╭──

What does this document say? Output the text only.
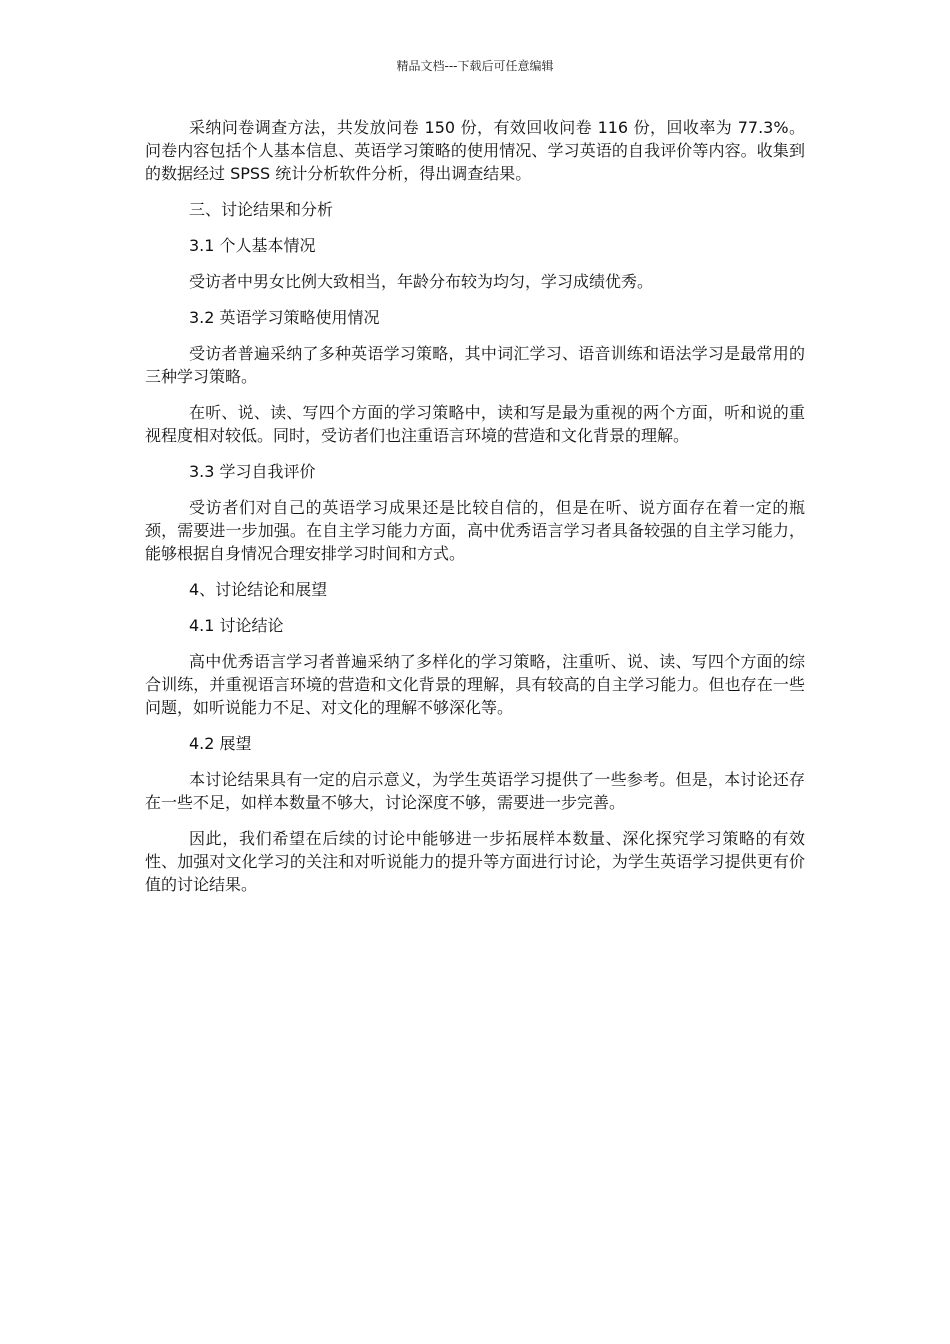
精品文档---下载后可任意编辑

采纳问卷调查方法，共发放问卷 150 份，有效回收问卷 116 份，回收率为 77.3%。问卷内容包括个人基本信息、英语学习策略的使用情况、学习英语的自我评价等内容。收集到的数据经过 SPSS 统计分析软件分析，得出调查结果。

三、讨论结果和分析

3.1 个人基本情况

受访者中男女比例大致相当，年龄分布较为均匀，学习成绩优秀。

3.2 英语学习策略使用情况

受访者普遍采纳了多种英语学习策略，其中词汇学习、语音训练和语法学习是最常用的三种学习策略。

在听、说、读、写四个方面的学习策略中，读和写是最为重视的两个方面，听和说的重视程度相对较低。同时，受访者们也注重语言环境的营造和文化背景的理解。

3.3 学习自我评价

受访者们对自己的英语学习成果还是比较自信的，但是在听、说方面存在着一定的瓶颈，需要进一步加强。在自主学习能力方面，高中优秀语言学习者具备较强的自主学习能力，能够根据自身情况合理安排学习时间和方式。

4、讨论结论和展望

4.1 讨论结论

高中优秀语言学习者普遍采纳了多样化的学习策略，注重听、说、读、写四个方面的综合训练，并重视语言环境的营造和文化背景的理解，具有较高的自主学习能力。但也存在一些问题，如听说能力不足、对文化的理解不够深化等。

4.2 展望

本讨论结果具有一定的启示意义，为学生英语学习提供了一些参考。但是，本讨论还存在一些不足，如样本数量不够大，讨论深度不够，需要进一步完善。

因此，我们希望在后续的讨论中能够进一步拓展样本数量、深化探究学习策略的有效性、加强对文化学习的关注和对听说能力的提升等方面进行讨论，为学生英语学习提供更有价值的讨论结果。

╰──

_Direction_
Transcribe each entry precisely as given, leaving the pictures out.

_Solved problem_
What does this document say? Output the text only.
精品文档---下载后可任意编辑

采纳问卷调查方法，共发放问卷 150 份，有效回收问卷 116 份，回收率为 77.3%。问卷内容包括个人基本信息、英语学习策略的使用情况、学习英语的自我评价等内容。收集到的数据经过 SPSS 统计分析软件分析，得出调查结果。

三、讨论结果和分析

3.1 个人基本情况

受访者中男女比例大致相当，年龄分布较为均匀，学习成绩优秀。

3.2 英语学习策略使用情况

受访者普遍采纳了多种英语学习策略，其中词汇学习、语音训练和语法学习是最常用的三种学习策略。

在听、说、读、写四个方面的学习策略中，读和写是最为重视的两个方面，听和说的重视程度相对较低。同时，受访者们也注重语言环境的营造和文化背景的理解。

3.3 学习自我评价

受访者们对自己的英语学习成果还是比较自信的，但是在听、说方面存在着一定的瓶颈，需要进一步加强。在自主学习能力方面，高中优秀语言学习者具备较强的自主学习能力，能够根据自身情况合理安排学习时间和方式。

4、讨论结论和展望

4.1 讨论结论

高中优秀语言学习者普遍采纳了多样化的学习策略，注重听、说、读、写四个方面的综合训练，并重视语言环境的营造和文化背景的理解，具有较高的自主学习能力。但也存在一些问题，如听说能力不足、对文化的理解不够深化等。

4.2 展望

本讨论结果具有一定的启示意义，为学生英语学习提供了一些参考。但是，本讨论还存在一些不足，如样本数量不够大，讨论深度不够，需要进一步完善。

因此，我们希望在后续的讨论中能够进一步拓展样本数量、深化探究学习策略的有效性、加强对文化学习的关注和对听说能力的提升等方面进行讨论，为学生英语学习提供更有价值的讨论结果。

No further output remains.